-- Check your understanding --
**A)** Answer these questions from the article on Israel's crypto rules:
(i) On which day did the new AML regulations come into effect?
(ii) Which company is Youval Rouach the CEO of?
(iii) What have insurance and investment houses in Israel been ordered to justify?
**B)** Please reproduce the part of the article on Israel's crypto rules that opens with the words containing "Local banks have" and closes with "level for banks.".

-- Study text --
Israel’s new anti-money laundering (AML) and anti-terrorist financing rules for crypto asset service providers take effect this week, clearing the way for local banks to more easily accept clients from the crypto sector.
Local banks have so far taken an ad hoc approach to accepting deposits tied to crypto investments. Crypto advocates in Israel see the new AML regulations, which came into effect on Sunday, as a first step in setting up comprehensive guidelines at the national level for banks.
“We hope that this order will significantly reduce transfer blocks and the denial of banking services experienced by crypto users and investors, and create a better atmosphere for investors, users and companies in the field,” said Youval Rouach, CEO of Israeli crypto exchange Bits of Gold, in a written statement.
Israel has been making a number of policy moves to rein in the local crypto market this year, from proposing strict reporting requirements on crypto transactions for tax purposes to ordering insurance and investment houses in the country to justify any investments linked to bitcoin.

-- Entries supplied --
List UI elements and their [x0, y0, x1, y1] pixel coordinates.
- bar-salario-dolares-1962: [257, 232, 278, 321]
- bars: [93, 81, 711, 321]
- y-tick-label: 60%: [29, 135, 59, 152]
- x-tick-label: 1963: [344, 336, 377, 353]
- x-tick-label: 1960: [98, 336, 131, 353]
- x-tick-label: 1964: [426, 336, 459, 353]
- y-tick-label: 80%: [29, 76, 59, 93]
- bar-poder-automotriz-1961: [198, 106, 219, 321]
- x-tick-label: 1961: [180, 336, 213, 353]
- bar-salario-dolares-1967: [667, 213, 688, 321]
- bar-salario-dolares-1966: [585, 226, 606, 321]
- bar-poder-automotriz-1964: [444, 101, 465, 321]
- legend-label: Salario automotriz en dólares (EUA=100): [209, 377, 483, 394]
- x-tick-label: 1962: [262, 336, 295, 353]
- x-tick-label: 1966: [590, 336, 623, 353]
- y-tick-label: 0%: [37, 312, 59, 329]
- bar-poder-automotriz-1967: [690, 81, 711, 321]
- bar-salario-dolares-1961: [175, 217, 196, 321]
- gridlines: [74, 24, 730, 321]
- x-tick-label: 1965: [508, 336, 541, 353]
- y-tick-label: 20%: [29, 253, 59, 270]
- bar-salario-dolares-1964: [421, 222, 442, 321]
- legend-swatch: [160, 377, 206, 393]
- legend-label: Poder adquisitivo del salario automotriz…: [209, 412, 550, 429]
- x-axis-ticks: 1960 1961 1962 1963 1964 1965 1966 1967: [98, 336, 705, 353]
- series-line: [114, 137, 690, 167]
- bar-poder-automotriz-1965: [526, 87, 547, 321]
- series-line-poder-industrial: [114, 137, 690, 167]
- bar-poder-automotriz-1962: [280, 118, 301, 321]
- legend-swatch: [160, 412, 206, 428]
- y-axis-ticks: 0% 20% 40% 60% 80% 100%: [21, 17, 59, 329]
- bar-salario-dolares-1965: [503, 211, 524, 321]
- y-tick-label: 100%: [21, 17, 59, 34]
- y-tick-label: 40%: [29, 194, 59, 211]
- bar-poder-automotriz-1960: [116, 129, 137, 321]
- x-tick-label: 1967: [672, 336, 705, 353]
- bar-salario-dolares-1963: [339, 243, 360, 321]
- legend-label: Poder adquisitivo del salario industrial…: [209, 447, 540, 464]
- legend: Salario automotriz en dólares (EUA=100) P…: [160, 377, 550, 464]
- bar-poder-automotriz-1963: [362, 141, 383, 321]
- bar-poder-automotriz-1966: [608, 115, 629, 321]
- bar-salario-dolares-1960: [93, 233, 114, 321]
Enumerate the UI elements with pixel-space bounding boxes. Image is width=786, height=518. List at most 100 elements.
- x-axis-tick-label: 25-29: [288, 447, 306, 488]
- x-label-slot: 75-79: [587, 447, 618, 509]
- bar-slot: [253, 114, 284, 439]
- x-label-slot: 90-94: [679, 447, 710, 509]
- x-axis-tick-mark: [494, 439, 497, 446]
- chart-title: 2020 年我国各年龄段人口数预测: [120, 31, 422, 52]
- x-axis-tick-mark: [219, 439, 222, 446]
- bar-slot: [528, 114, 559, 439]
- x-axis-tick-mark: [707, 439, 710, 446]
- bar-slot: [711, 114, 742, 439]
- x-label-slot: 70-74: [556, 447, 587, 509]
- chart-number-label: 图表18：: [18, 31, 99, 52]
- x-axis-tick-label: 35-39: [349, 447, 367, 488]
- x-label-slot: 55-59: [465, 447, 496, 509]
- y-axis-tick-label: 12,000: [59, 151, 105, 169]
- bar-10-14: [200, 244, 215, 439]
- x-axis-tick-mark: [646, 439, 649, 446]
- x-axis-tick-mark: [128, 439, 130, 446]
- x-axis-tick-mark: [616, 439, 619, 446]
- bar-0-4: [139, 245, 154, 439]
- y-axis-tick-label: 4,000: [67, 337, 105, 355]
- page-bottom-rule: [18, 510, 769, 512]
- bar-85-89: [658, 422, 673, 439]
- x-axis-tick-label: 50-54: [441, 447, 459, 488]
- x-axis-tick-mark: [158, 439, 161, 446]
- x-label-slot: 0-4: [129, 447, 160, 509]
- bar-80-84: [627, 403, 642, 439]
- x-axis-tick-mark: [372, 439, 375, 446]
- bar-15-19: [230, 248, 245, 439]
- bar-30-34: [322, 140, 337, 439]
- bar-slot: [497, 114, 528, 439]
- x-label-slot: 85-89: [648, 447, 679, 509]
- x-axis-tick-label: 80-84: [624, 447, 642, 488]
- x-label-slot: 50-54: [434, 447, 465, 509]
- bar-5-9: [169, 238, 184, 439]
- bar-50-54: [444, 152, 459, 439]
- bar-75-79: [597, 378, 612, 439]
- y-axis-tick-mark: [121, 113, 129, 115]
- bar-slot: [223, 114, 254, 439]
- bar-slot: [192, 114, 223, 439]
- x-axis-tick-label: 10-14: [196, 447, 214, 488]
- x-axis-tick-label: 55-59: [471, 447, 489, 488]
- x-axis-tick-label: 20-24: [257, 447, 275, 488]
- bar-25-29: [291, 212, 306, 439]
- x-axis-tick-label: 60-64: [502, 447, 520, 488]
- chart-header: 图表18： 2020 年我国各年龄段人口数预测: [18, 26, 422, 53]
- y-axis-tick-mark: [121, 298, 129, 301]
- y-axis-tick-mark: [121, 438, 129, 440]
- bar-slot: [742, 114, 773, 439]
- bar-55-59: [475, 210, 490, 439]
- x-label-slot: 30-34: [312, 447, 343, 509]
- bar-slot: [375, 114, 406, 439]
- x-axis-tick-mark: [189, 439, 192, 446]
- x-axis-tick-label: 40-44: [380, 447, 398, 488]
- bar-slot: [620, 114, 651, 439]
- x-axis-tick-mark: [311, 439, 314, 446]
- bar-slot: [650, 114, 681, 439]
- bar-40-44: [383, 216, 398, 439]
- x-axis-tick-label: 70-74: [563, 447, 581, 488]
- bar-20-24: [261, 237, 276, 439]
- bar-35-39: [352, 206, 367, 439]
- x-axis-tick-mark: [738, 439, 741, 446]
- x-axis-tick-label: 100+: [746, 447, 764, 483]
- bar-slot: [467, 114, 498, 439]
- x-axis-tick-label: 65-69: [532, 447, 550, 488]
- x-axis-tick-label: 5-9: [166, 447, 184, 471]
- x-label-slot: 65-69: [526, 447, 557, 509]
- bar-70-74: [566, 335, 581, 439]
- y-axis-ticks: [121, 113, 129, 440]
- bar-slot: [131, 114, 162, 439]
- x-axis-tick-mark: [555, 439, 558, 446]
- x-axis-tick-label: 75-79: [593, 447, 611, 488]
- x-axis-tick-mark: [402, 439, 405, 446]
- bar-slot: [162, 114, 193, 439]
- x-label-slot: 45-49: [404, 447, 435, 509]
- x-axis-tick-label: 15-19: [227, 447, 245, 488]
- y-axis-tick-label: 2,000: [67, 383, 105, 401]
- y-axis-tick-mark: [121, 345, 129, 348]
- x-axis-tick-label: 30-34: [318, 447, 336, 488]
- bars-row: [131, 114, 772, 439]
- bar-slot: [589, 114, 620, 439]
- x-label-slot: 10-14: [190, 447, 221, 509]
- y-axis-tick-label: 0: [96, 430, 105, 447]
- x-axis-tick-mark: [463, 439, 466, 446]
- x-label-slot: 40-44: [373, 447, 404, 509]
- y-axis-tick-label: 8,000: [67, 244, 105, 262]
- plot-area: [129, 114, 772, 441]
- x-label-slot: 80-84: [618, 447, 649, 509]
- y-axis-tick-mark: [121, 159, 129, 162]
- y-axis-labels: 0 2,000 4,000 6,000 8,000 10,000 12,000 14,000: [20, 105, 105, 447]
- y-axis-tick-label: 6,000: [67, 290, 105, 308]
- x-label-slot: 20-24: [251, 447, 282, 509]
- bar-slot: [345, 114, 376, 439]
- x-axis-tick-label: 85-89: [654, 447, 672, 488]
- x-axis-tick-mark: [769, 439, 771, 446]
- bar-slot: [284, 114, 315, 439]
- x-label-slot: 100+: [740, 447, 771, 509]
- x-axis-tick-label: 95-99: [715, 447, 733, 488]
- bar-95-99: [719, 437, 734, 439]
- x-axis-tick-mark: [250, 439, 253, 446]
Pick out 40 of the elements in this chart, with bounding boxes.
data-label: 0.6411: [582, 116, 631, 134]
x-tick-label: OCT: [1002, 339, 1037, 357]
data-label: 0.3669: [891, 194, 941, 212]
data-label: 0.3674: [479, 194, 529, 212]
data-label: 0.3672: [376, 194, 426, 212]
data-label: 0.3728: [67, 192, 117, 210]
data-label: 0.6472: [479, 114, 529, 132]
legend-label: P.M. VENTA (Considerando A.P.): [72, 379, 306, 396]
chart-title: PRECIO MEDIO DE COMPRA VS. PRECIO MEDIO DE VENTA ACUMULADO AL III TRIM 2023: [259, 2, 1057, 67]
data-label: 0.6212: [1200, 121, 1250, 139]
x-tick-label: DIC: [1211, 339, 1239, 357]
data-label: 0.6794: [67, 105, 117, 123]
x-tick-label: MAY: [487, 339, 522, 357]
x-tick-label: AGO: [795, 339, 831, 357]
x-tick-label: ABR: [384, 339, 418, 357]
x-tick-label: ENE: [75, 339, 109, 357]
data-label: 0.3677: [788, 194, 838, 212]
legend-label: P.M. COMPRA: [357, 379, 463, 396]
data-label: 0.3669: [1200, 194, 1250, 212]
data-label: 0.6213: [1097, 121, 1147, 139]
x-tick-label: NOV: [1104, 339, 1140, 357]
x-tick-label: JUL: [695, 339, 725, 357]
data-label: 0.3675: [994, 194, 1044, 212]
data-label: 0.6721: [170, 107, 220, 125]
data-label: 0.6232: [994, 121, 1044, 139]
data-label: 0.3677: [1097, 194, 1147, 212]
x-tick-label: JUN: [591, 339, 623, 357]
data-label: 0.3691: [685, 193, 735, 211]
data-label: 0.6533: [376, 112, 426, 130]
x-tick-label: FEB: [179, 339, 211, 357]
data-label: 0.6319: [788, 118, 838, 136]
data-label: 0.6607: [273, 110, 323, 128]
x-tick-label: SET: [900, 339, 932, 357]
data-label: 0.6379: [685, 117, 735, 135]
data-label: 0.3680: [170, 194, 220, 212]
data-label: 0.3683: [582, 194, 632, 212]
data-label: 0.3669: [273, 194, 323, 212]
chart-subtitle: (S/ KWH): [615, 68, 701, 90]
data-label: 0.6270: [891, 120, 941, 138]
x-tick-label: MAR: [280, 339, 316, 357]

-- Problem solutions --
**A)**
(i) Sunday
(ii) Bits of Gold, an Israeli crypto exchange
(iii) Any investments linked to bitcoin

**B)**
Local banks have so far taken an ad hoc approach to accepting deposits tied to crypto investments. Crypto advocates in Israel see the new AML regulations, which came into effect on Sunday, as a first step in setting up comprehensive guidelines at the national level for banks.